Data in this exercise ->
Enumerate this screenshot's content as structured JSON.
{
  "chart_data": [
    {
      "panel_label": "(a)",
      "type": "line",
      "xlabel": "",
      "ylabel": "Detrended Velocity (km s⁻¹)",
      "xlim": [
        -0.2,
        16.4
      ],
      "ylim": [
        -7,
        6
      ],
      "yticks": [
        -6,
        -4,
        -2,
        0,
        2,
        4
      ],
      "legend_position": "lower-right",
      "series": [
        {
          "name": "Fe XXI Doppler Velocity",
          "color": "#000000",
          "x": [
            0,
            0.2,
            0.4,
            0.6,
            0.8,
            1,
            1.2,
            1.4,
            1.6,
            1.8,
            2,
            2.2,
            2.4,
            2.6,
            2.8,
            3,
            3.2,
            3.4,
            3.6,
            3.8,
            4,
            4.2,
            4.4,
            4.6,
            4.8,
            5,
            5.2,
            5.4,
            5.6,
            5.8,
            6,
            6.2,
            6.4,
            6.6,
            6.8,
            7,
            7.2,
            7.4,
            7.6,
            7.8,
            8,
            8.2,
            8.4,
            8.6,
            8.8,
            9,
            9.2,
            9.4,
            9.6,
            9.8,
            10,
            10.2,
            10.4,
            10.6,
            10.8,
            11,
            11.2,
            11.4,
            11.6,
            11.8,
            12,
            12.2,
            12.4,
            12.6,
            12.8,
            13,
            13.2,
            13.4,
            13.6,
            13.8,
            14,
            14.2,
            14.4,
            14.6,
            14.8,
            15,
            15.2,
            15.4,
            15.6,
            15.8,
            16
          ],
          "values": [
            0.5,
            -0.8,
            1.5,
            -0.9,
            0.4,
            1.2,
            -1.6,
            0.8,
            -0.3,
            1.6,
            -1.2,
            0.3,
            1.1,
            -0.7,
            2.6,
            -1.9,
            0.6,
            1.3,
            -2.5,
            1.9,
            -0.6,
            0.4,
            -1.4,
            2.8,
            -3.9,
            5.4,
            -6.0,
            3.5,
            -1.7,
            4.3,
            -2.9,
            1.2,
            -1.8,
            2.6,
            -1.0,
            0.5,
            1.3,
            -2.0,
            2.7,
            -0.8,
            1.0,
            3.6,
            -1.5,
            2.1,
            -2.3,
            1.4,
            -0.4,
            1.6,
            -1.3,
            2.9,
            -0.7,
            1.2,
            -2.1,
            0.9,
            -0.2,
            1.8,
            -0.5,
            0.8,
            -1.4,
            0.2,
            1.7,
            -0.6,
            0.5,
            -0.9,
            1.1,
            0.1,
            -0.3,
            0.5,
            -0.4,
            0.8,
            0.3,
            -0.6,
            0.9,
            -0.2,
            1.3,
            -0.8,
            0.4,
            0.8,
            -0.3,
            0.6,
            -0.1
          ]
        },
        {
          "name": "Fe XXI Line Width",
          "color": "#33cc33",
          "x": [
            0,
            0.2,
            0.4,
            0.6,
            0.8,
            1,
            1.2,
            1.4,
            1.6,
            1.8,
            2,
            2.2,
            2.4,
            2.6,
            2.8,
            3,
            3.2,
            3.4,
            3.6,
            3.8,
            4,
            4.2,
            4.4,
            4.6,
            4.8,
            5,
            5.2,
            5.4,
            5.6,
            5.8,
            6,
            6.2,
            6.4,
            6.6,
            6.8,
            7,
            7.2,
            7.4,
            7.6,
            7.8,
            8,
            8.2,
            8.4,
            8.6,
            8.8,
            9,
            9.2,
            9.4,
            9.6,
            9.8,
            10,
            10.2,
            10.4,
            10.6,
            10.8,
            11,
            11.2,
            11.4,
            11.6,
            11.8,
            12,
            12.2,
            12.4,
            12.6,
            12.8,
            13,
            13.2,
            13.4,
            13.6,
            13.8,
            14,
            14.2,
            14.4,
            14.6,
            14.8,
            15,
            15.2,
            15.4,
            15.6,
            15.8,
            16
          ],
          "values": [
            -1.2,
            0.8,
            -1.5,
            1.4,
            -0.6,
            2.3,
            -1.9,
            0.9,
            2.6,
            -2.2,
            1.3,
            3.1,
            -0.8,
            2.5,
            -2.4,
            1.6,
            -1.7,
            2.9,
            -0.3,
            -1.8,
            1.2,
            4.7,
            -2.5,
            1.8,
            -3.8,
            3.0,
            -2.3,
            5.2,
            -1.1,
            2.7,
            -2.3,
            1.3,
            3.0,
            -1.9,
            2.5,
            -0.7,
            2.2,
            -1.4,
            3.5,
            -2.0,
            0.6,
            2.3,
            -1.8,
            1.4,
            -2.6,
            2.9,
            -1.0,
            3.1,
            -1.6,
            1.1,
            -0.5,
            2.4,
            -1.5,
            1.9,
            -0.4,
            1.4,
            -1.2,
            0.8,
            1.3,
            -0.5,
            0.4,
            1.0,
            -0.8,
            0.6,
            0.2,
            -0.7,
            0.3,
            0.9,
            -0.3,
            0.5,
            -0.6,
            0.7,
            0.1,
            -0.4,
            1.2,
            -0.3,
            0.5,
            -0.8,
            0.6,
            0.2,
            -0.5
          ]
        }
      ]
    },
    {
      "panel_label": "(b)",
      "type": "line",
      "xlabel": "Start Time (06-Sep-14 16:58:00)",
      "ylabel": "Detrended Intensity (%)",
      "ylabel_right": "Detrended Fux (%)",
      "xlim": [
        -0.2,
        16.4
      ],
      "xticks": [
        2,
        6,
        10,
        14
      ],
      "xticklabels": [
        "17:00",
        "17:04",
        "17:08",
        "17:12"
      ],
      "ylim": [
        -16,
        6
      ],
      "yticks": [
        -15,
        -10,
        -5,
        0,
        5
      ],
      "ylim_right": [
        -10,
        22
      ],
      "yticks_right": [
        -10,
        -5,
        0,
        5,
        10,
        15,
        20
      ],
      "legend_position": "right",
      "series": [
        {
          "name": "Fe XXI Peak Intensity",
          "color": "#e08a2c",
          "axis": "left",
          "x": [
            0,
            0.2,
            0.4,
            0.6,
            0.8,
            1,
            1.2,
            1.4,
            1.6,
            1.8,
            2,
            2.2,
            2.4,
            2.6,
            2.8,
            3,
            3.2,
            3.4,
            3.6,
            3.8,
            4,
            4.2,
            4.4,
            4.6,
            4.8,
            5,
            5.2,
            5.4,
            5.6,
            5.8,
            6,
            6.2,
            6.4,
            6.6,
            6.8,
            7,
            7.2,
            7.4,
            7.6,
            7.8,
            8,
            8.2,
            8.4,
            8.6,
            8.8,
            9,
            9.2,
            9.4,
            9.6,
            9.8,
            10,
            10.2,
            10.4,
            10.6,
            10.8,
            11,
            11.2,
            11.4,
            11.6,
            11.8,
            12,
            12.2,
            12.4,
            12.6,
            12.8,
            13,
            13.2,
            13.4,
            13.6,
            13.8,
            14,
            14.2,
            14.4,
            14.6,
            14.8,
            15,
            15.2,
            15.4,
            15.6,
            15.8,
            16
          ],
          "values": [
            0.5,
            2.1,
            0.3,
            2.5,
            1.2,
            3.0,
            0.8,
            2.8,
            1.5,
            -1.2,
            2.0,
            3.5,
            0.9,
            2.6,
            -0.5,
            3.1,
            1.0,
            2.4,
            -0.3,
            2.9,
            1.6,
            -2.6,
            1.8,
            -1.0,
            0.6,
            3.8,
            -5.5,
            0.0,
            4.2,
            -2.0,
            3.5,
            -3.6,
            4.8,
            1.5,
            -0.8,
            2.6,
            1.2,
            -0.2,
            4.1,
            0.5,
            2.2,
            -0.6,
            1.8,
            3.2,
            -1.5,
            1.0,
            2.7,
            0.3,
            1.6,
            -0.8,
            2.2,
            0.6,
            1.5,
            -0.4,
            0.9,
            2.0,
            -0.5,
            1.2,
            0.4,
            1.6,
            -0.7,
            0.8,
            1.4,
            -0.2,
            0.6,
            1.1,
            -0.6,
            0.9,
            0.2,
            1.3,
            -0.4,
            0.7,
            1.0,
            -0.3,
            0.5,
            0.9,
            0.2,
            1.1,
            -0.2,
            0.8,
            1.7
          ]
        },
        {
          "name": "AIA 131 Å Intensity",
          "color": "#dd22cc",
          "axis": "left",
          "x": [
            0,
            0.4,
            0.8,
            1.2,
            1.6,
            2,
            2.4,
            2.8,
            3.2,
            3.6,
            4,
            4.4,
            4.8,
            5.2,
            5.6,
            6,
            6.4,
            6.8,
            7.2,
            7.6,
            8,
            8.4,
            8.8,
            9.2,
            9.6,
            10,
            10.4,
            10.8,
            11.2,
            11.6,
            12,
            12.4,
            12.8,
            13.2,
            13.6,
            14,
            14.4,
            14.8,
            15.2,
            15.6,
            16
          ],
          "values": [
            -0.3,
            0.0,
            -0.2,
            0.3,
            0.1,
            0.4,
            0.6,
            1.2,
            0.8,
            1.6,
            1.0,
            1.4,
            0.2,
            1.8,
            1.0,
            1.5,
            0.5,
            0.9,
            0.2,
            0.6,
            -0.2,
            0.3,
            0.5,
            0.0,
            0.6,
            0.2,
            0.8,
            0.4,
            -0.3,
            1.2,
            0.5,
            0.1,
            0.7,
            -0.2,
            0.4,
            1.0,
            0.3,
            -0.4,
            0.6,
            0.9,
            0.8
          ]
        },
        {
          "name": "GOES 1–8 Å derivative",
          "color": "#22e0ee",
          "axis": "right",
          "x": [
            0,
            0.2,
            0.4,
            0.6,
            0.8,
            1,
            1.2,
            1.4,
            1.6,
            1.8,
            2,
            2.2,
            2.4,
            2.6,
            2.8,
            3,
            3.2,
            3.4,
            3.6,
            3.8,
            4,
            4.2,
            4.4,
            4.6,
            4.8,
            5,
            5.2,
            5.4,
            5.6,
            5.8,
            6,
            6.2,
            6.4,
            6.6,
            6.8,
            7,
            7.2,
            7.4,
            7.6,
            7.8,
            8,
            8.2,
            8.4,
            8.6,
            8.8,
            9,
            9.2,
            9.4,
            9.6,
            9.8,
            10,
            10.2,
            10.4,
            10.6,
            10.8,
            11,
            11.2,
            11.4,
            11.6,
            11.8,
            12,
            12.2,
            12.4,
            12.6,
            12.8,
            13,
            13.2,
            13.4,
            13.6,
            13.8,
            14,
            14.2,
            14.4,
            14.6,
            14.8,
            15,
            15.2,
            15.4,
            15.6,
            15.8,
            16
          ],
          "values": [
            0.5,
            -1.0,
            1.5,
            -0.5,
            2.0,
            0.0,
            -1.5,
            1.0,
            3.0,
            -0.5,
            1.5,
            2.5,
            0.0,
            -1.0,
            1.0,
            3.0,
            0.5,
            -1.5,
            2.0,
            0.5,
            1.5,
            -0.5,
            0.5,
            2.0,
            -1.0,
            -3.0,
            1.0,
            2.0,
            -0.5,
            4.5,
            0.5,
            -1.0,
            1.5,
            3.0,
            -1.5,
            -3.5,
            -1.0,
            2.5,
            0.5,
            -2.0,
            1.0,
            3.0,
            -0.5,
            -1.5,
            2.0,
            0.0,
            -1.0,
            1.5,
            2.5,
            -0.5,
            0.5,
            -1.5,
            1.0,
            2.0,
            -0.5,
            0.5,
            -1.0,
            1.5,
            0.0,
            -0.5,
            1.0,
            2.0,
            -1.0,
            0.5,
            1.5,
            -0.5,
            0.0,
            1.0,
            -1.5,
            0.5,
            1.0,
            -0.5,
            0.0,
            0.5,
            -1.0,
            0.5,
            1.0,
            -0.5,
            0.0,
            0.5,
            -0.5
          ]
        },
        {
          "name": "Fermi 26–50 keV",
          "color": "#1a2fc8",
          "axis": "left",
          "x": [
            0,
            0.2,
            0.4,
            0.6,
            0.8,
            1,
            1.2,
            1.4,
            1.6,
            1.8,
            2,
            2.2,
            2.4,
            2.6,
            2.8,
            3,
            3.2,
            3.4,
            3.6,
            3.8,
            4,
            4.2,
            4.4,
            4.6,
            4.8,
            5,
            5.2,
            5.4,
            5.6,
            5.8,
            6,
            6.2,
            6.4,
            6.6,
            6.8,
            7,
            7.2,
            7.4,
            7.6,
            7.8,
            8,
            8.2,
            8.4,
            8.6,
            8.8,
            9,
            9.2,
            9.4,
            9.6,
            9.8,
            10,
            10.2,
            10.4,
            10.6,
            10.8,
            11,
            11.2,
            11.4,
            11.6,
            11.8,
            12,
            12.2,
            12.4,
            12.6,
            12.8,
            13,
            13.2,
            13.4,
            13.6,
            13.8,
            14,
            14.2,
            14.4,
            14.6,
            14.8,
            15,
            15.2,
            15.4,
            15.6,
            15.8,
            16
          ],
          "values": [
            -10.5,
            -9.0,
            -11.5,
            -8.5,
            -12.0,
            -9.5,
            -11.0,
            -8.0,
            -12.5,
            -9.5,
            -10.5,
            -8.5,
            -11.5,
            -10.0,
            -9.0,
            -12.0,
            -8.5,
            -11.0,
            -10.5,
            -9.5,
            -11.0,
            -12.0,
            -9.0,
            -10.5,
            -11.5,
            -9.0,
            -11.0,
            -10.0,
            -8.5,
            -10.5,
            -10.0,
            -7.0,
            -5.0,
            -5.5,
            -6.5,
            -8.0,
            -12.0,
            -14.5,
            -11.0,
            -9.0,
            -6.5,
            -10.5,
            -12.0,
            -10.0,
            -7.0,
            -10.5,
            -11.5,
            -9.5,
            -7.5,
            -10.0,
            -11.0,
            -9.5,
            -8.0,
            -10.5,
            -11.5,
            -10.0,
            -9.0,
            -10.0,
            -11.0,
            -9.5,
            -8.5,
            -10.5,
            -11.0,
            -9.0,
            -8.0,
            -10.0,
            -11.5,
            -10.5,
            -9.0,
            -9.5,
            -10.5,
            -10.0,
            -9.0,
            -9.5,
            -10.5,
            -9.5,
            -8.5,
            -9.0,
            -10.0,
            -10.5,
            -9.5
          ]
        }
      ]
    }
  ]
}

Work to do -> Gather each line of the records holding the string "xlabel".

Right answer ->
      "xlabel": "",
      "xlabel": "Start Time (06-Sep-14 16:58:00)",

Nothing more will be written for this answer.